(Dataset items)
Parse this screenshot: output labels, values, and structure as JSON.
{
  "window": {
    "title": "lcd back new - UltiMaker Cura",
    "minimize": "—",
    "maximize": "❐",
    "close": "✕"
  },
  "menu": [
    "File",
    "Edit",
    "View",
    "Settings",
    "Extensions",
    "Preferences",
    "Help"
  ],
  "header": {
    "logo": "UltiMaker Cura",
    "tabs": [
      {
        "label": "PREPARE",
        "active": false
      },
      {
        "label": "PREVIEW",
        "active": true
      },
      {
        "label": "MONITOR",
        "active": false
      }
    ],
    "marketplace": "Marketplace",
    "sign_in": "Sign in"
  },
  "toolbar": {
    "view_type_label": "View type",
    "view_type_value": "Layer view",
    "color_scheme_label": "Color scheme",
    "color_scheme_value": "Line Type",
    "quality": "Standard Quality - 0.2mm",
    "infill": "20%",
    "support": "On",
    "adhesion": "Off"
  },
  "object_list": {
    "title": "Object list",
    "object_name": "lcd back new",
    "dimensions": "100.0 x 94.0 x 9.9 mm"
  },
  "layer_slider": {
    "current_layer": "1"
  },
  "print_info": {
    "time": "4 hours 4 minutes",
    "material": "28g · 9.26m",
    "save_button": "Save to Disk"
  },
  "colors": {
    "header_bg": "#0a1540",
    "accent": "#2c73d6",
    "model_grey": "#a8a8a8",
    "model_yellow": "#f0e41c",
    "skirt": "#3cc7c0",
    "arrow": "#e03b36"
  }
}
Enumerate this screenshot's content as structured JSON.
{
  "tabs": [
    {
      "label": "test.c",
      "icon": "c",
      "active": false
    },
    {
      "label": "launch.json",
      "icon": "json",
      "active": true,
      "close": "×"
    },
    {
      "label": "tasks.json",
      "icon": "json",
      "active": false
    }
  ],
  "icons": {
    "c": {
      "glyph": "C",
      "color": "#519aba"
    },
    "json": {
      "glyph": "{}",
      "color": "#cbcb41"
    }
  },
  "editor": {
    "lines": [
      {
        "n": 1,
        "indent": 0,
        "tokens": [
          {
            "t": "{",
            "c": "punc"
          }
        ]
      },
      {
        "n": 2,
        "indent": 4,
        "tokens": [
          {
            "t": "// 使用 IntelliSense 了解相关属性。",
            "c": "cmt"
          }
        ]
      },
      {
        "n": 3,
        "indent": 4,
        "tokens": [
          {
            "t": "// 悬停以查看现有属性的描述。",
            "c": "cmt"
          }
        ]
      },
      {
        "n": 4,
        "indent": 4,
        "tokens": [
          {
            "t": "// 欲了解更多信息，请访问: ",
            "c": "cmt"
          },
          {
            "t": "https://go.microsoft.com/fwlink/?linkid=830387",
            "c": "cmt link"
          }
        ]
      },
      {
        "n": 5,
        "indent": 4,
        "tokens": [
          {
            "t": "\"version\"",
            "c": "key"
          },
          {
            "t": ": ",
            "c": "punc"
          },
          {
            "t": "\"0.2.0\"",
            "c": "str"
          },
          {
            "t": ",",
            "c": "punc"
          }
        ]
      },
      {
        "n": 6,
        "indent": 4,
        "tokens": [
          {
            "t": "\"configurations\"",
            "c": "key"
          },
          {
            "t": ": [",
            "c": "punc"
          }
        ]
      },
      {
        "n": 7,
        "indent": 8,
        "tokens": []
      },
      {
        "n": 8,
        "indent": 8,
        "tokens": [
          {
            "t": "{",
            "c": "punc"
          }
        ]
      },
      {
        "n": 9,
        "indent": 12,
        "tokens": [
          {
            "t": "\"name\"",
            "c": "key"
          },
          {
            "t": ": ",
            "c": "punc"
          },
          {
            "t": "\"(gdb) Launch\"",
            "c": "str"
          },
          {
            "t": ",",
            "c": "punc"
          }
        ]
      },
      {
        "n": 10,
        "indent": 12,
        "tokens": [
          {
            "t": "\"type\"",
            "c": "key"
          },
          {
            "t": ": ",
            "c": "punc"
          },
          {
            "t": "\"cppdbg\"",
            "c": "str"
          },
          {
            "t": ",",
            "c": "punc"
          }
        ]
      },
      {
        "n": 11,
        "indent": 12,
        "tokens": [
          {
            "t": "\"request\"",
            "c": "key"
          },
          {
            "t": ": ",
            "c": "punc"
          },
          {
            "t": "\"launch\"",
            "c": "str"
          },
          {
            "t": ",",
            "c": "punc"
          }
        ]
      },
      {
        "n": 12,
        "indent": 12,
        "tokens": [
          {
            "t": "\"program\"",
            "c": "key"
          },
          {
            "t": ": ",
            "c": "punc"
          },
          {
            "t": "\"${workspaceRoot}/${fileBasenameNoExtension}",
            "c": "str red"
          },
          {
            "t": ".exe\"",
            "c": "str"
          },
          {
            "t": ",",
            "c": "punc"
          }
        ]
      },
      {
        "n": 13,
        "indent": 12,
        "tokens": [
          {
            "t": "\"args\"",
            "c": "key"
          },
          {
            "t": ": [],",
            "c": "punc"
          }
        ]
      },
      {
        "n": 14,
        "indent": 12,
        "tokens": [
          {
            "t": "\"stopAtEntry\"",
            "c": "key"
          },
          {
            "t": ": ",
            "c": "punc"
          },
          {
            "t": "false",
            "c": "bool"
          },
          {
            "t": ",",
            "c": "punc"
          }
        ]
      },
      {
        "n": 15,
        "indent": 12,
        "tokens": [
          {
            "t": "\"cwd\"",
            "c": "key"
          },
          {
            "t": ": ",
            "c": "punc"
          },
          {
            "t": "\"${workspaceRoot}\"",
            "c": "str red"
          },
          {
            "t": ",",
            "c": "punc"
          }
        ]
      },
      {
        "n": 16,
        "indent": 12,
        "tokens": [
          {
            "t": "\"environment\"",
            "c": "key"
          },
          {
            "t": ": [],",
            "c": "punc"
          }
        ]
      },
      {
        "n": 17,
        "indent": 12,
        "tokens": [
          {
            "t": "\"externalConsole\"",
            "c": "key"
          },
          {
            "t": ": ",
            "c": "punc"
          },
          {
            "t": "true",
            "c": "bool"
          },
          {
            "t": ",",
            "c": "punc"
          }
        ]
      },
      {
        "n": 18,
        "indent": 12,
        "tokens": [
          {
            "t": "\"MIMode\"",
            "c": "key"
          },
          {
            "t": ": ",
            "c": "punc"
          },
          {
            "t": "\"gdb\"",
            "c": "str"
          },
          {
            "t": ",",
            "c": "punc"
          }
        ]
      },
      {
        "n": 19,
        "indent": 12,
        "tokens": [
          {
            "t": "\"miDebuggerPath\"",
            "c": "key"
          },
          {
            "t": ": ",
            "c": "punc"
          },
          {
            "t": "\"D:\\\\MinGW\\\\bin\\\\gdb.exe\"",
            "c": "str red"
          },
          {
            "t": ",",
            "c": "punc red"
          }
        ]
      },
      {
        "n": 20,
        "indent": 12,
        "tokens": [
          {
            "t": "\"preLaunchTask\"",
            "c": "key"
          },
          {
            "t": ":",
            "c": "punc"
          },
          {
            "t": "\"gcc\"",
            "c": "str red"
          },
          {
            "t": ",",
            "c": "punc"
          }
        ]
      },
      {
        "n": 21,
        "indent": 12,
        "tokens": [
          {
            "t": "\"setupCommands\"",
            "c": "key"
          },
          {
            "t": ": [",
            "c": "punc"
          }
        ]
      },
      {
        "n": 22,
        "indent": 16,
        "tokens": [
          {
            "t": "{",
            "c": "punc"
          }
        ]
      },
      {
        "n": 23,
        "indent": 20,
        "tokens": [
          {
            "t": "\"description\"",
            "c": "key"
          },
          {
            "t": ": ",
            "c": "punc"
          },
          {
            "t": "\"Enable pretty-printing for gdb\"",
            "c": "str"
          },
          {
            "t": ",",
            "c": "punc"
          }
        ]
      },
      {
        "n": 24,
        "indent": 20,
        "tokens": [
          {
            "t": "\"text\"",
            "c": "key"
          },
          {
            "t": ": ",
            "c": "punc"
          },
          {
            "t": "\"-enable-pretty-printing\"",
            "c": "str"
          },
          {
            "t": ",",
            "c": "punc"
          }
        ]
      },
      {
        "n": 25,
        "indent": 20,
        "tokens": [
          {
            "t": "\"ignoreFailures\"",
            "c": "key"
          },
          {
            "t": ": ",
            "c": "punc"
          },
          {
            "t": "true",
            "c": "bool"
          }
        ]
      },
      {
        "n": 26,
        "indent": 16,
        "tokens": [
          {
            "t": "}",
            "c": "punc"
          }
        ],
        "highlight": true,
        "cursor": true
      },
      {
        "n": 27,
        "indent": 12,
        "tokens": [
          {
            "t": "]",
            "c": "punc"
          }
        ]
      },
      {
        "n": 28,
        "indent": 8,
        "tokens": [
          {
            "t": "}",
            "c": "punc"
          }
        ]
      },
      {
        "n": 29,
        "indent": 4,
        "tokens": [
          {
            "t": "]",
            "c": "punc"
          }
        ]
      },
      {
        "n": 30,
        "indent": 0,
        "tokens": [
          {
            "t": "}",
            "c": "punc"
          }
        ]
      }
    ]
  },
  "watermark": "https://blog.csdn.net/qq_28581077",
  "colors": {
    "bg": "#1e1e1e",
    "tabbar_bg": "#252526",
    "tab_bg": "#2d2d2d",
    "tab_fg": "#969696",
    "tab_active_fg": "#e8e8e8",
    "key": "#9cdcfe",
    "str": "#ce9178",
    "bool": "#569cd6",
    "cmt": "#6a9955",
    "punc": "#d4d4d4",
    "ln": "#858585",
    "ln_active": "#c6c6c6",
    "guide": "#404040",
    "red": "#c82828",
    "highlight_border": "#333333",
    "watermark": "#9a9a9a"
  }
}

(Stated exercise) Where a line of the records above holds the word "watermark", copy that line.

(Reply to the exercise)
  "watermark": "https://blog.csdn.net/qq_28581077",
    "watermark": "#9a9a9a"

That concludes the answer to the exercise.